_DATASET_:
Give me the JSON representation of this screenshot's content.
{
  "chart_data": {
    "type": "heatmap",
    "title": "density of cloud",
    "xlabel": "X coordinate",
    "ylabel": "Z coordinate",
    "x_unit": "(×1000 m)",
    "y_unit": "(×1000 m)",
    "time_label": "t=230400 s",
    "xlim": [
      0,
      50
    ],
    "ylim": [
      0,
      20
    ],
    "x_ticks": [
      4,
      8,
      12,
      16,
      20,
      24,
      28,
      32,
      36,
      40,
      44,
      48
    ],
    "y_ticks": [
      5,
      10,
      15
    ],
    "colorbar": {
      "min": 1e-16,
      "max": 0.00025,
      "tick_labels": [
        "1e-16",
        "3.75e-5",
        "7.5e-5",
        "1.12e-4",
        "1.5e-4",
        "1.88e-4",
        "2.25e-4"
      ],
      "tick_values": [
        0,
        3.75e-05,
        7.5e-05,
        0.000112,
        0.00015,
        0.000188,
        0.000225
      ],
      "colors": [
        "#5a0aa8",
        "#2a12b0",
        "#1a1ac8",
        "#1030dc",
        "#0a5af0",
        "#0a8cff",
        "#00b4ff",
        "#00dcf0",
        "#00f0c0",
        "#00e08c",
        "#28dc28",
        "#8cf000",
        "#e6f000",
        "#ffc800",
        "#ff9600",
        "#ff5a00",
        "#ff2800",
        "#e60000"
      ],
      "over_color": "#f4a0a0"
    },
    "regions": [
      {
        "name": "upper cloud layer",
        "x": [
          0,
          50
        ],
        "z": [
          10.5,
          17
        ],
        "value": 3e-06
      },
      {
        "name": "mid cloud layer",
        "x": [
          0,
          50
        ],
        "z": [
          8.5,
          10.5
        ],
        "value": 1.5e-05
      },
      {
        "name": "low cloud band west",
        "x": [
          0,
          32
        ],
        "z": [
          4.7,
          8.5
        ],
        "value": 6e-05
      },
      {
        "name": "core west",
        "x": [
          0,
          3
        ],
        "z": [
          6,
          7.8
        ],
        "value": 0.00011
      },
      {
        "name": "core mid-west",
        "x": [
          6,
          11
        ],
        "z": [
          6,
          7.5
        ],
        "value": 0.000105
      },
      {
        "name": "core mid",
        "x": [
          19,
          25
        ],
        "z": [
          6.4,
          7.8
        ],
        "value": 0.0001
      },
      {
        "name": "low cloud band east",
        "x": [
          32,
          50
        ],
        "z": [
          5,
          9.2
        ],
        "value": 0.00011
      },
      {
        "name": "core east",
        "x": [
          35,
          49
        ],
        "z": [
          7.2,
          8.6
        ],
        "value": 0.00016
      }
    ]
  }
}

_STATED TASK_: Search the data for the string "band" and copy each line where it appears.

_SOLUTION_:
        "name": "low cloud band west",
        "name": "low cloud band east",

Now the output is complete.